- EXERCISE BRIEF -
Pick every line from the data that holds the word "JSON".

(Items from a data source)
** begin **
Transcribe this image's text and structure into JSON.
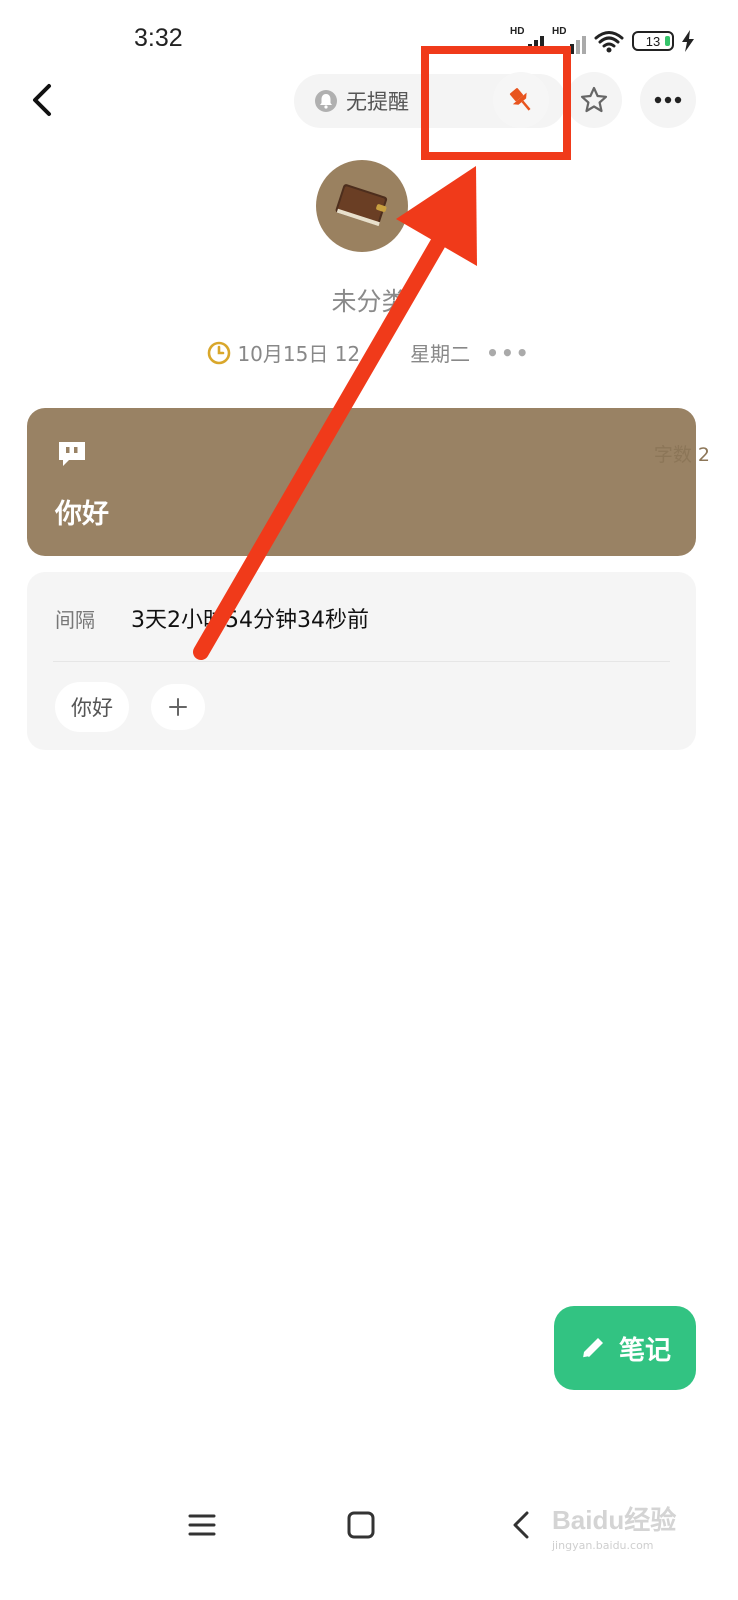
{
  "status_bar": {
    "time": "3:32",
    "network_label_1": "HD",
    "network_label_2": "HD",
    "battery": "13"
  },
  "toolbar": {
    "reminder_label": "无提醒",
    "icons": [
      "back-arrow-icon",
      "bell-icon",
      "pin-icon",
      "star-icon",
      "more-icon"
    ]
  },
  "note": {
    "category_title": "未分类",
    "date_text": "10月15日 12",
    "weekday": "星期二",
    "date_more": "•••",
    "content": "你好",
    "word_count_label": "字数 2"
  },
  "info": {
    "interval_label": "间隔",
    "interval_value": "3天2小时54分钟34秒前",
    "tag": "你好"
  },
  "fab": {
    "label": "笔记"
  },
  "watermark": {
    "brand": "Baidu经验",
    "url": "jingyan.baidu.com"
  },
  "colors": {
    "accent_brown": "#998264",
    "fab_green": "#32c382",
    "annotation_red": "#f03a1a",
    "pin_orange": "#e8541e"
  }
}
** end **
** begin **
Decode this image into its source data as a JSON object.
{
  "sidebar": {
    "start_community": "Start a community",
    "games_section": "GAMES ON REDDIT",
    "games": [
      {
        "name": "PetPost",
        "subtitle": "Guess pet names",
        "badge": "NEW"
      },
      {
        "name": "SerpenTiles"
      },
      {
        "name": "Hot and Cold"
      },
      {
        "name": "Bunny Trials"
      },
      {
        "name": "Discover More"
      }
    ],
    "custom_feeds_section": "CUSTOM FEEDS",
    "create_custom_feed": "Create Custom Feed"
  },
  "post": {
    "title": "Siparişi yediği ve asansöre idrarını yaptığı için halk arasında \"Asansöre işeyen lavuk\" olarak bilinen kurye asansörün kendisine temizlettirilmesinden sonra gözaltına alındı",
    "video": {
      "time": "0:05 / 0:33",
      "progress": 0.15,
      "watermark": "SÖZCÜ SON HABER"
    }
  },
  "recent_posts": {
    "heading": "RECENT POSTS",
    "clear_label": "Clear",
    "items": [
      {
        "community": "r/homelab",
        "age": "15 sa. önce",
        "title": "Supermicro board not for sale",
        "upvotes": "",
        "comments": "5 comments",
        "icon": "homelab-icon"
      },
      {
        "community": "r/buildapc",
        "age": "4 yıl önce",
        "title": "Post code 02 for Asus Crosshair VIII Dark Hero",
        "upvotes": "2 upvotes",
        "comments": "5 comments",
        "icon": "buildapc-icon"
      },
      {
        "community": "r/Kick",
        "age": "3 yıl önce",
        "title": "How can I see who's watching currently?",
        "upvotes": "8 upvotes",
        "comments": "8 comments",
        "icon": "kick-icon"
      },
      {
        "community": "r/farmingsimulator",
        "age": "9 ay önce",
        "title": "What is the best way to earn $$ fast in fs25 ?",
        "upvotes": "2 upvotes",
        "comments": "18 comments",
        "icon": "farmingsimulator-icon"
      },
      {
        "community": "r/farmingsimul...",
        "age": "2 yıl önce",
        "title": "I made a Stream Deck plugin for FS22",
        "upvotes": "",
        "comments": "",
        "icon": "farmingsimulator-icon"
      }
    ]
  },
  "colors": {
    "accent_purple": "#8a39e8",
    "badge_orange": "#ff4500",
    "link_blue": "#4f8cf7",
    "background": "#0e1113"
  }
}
** end **
- REPLY -
Transcribe this image's text and structure into JSON.
Decode this image into its source data as a JSON object.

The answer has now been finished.